| SET PROBLEM |
Retype all of the data exactly as given.

* * *

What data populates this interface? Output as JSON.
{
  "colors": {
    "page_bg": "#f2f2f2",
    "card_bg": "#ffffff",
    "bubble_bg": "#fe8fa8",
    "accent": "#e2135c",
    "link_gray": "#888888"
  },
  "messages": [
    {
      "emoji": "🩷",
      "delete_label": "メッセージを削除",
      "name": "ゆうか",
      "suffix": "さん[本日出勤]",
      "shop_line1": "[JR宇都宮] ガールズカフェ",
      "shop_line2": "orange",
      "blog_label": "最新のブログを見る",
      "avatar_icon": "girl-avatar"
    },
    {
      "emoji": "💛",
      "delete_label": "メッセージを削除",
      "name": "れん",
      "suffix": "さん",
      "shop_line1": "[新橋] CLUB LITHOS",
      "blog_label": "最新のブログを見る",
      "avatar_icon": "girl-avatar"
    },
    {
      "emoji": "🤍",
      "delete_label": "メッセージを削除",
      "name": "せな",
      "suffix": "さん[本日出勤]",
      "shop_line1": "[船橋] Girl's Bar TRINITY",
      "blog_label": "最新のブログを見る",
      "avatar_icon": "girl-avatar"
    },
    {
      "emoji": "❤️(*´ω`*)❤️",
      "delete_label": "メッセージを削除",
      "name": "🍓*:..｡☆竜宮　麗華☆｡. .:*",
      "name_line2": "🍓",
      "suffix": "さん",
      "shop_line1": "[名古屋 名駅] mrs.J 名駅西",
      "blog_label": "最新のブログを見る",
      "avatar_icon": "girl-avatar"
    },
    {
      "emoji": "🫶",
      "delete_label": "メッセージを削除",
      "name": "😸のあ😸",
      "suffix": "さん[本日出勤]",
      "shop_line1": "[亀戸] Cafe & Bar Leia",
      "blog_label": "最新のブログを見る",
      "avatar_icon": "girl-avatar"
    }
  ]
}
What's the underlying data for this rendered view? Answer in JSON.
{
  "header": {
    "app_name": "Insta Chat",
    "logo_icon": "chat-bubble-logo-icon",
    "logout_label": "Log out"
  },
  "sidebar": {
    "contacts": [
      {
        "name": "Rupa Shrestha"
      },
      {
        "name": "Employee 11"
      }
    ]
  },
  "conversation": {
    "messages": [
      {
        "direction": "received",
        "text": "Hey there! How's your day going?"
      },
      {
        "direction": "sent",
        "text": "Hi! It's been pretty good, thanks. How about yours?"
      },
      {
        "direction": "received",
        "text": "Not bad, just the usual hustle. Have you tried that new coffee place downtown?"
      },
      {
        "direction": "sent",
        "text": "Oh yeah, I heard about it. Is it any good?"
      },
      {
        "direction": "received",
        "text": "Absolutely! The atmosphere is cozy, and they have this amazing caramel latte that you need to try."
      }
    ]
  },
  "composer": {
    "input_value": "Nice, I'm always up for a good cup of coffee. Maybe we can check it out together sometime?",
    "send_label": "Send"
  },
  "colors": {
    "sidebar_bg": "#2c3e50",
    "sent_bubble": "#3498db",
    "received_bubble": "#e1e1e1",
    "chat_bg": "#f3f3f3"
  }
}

* * *

| SOLUTION FOR THIS EXERCISE |
What data populates this interface? Output as JSON.
{
  "colors": {
    "page_bg": "#f2f2f2",
    "card_bg": "#ffffff",
    "bubble_bg": "#fe8fa8",
    "accent": "#e2135c",
    "link_gray": "#888888"
  },
  "messages": [
    {
      "emoji": "🩷",
      "delete_label": "メッセージを削除",
      "name": "ゆうか",
      "suffix": "さん[本日出勤]",
      "shop_line1": "[JR宇都宮] ガールズカフェ",
      "shop_line2": "orange",
      "blog_label": "最新のブログを見る",
      "avatar_icon": "girl-avatar"
    },
    {
      "emoji": "💛",
      "delete_label": "メッセージを削除",
      "name": "れん",
      "suffix": "さん",
      "shop_line1": "[新橋] CLUB LITHOS",
      "blog_label": "最新のブログを見る",
      "avatar_icon": "girl-avatar"
    },
    {
      "emoji": "🤍",
      "delete_label": "メッセージを削除",
      "name": "せな",
      "suffix": "さん[本日出勤]",
      "shop_line1": "[船橋] Girl's Bar TRINITY",
      "blog_label": "最新のブログを見る",
      "avatar_icon": "girl-avatar"
    },
    {
      "emoji": "❤️(*´ω`*)❤️",
      "delete_label": "メッセージを削除",
      "name": "🍓*:..｡☆竜宮　麗華☆｡. .:*",
      "name_line2": "🍓",
      "suffix": "さん",
      "shop_line1": "[名古屋 名駅] mrs.J 名駅西",
      "blog_label": "最新のブログを見る",
      "avatar_icon": "girl-avatar"
    },
    {
      "emoji": "🫶",
      "delete_label": "メッセージを削除",
      "name": "😸のあ😸",
      "suffix": "さん[本日出勤]",
      "shop_line1": "[亀戸] Cafe & Bar Leia",
      "blog_label": "最新のブログを見る",
      "avatar_icon": "girl-avatar"
    }
  ]
}
What's the underlying data for this rendered view? Answer in JSON.
{
  "header": {
    "app_name": "Insta Chat",
    "logo_icon": "chat-bubble-logo-icon",
    "logout_label": "Log out"
  },
  "sidebar": {
    "contacts": [
      {
        "name": "Rupa Shrestha"
      },
      {
        "name": "Employee 11"
      }
    ]
  },
  "conversation": {
    "messages": [
      {
        "direction": "received",
        "text": "Hey there! How's your day going?"
      },
      {
        "direction": "sent",
        "text": "Hi! It's been pretty good, thanks. How about yours?"
      },
      {
        "direction": "received",
        "text": "Not bad, just the usual hustle. Have you tried that new coffee place downtown?"
      },
      {
        "direction": "sent",
        "text": "Oh yeah, I heard about it. Is it any good?"
      },
      {
        "direction": "received",
        "text": "Absolutely! The atmosphere is cozy, and they have this amazing caramel latte that you need to try."
      }
    ]
  },
  "composer": {
    "input_value": "Nice, I'm always up for a good cup of coffee. Maybe we can check it out together sometime?",
    "send_label": "Send"
  },
  "colors": {
    "sidebar_bg": "#2c3e50",
    "sent_bubble": "#3498db",
    "received_bubble": "#e1e1e1",
    "chat_bg": "#f3f3f3"
  }
}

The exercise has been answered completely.